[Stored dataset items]
---------------

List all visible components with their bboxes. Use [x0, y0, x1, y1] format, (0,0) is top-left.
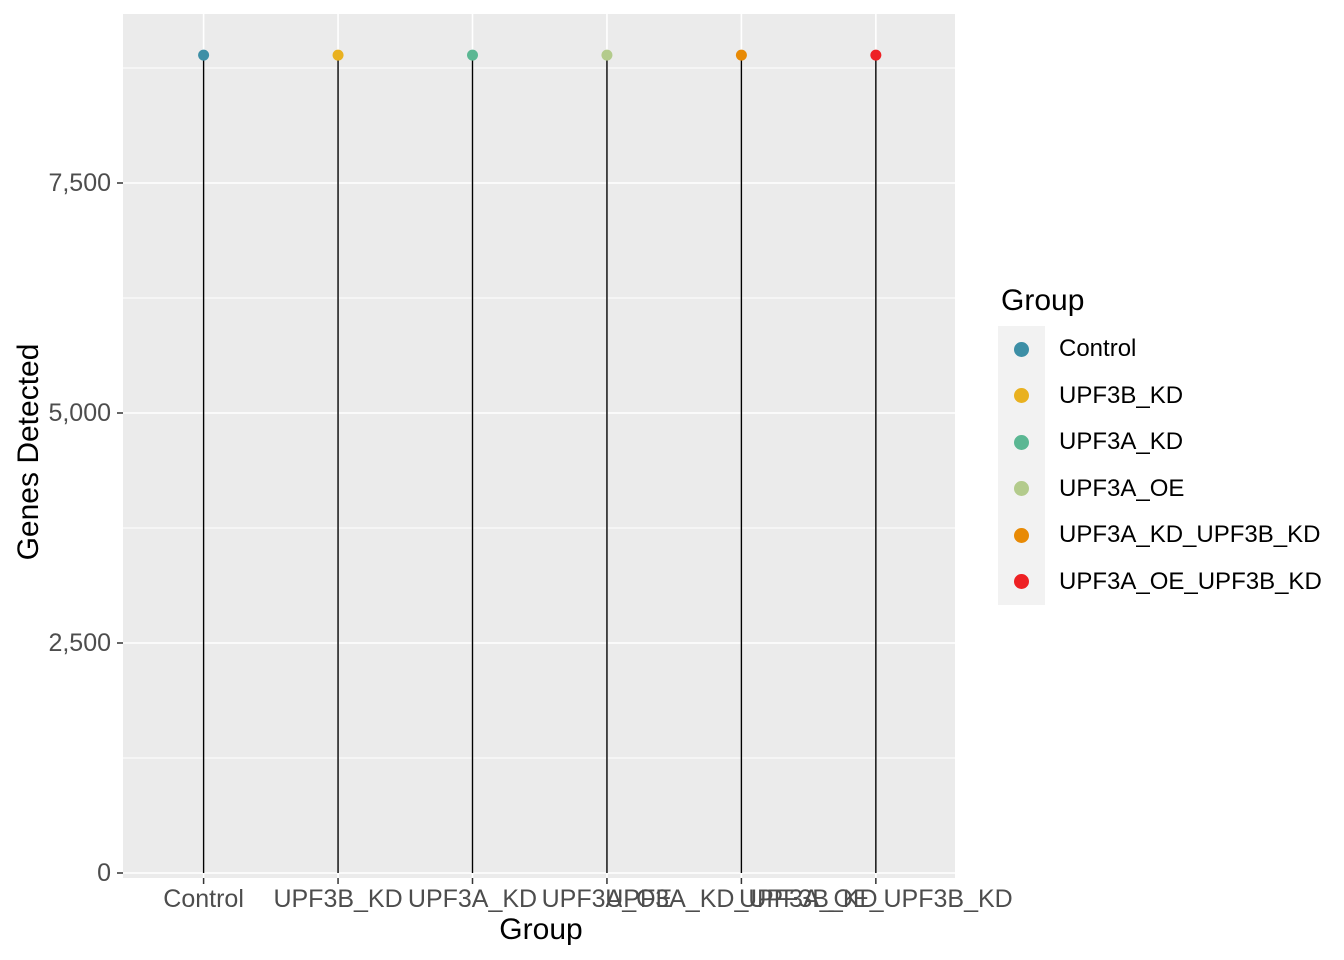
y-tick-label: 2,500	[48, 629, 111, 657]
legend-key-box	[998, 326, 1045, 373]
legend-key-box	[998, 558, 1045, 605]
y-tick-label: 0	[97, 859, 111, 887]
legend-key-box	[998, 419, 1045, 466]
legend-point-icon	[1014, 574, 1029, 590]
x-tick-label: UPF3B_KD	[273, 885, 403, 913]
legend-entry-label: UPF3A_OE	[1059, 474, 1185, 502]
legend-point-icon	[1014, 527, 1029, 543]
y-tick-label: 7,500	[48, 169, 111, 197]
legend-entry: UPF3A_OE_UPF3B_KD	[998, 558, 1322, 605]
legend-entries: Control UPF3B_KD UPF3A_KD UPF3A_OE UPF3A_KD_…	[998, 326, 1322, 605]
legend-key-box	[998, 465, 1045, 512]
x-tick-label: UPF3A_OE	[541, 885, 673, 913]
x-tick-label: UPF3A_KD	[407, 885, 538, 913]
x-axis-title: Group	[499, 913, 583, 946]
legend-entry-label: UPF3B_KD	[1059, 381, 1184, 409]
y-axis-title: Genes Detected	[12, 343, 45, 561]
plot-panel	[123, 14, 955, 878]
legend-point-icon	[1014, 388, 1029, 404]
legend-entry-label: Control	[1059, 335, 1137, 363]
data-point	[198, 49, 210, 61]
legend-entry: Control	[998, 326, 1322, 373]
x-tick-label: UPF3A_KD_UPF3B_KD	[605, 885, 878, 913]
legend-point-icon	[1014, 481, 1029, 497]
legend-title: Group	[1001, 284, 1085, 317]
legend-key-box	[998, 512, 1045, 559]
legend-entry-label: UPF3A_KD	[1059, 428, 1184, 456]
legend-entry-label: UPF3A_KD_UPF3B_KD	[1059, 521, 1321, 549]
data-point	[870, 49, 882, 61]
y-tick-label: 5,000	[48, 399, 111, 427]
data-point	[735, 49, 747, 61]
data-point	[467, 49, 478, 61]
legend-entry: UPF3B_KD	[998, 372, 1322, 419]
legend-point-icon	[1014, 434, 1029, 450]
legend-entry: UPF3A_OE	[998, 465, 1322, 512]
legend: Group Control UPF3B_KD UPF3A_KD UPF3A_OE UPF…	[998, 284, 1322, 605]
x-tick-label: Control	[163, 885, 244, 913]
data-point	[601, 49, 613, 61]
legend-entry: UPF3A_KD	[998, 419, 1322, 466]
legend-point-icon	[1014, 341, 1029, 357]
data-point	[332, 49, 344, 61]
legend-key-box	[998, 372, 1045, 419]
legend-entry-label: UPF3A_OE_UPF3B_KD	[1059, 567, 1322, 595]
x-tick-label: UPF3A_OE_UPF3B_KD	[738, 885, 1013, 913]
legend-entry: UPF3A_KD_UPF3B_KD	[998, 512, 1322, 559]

---------------

**Exercise description:** Although the records hold pictures, return only what remains, word for word.

**Your solution:**
List all visible components with their bboxes. Use [x0, y0, x1, y1] format, (0,0) is top-left.
y-tick-label: 2,500	[48, 629, 111, 657]
legend-key-box	[998, 326, 1045, 373]
legend-key-box	[998, 558, 1045, 605]
y-tick-label: 0	[97, 859, 111, 887]
legend-key-box	[998, 419, 1045, 466]
legend-point-icon	[1014, 574, 1029, 590]
x-tick-label: UPF3B_KD	[273, 885, 403, 913]
legend-entry-label: UPF3A_OE	[1059, 474, 1185, 502]
legend-point-icon	[1014, 527, 1029, 543]
y-tick-label: 7,500	[48, 169, 111, 197]
legend-entry: UPF3A_OE_UPF3B_KD	[998, 558, 1322, 605]
legend-entries: Control UPF3B_KD UPF3A_KD UPF3A_OE UPF3A_KD_…	[998, 326, 1322, 605]
legend-key-box	[998, 465, 1045, 512]
x-tick-label: UPF3A_OE	[541, 885, 673, 913]
x-tick-label: UPF3A_KD	[407, 885, 538, 913]
x-axis-title: Group	[499, 913, 583, 946]
legend-entry-label: UPF3B_KD	[1059, 381, 1184, 409]
y-axis-title: Genes Detected	[12, 343, 45, 561]
plot-panel	[123, 14, 955, 878]
legend-point-icon	[1014, 388, 1029, 404]
legend-entry-label: Control	[1059, 335, 1137, 363]
data-point	[198, 49, 210, 61]
legend-entry: Control	[998, 326, 1322, 373]
x-tick-label: UPF3A_KD_UPF3B_KD	[605, 885, 878, 913]
legend-point-icon	[1014, 481, 1029, 497]
legend-title: Group	[1001, 284, 1085, 317]
legend-key-box	[998, 512, 1045, 559]
legend-entry-label: UPF3A_KD	[1059, 428, 1184, 456]
legend-entry-label: UPF3A_KD_UPF3B_KD	[1059, 521, 1321, 549]
data-point	[870, 49, 882, 61]
y-tick-label: 5,000	[48, 399, 111, 427]
data-point	[735, 49, 747, 61]
data-point	[467, 49, 478, 61]
legend-entry: UPF3B_KD	[998, 372, 1322, 419]
legend-point-icon	[1014, 434, 1029, 450]
legend-entry: UPF3A_OE	[998, 465, 1322, 512]
legend: Group Control UPF3B_KD UPF3A_KD UPF3A_OE UPF…	[998, 284, 1322, 605]
x-tick-label: Control	[163, 885, 244, 913]
data-point	[601, 49, 613, 61]
legend-entry: UPF3A_KD	[998, 419, 1322, 466]
legend-point-icon	[1014, 341, 1029, 357]
data-point	[332, 49, 344, 61]
legend-key-box	[998, 372, 1045, 419]
legend-entry-label: UPF3A_OE_UPF3B_KD	[1059, 567, 1322, 595]
x-tick-label: UPF3A_OE_UPF3B_KD	[738, 885, 1013, 913]
legend-entry: UPF3A_KD_UPF3B_KD	[998, 512, 1322, 559]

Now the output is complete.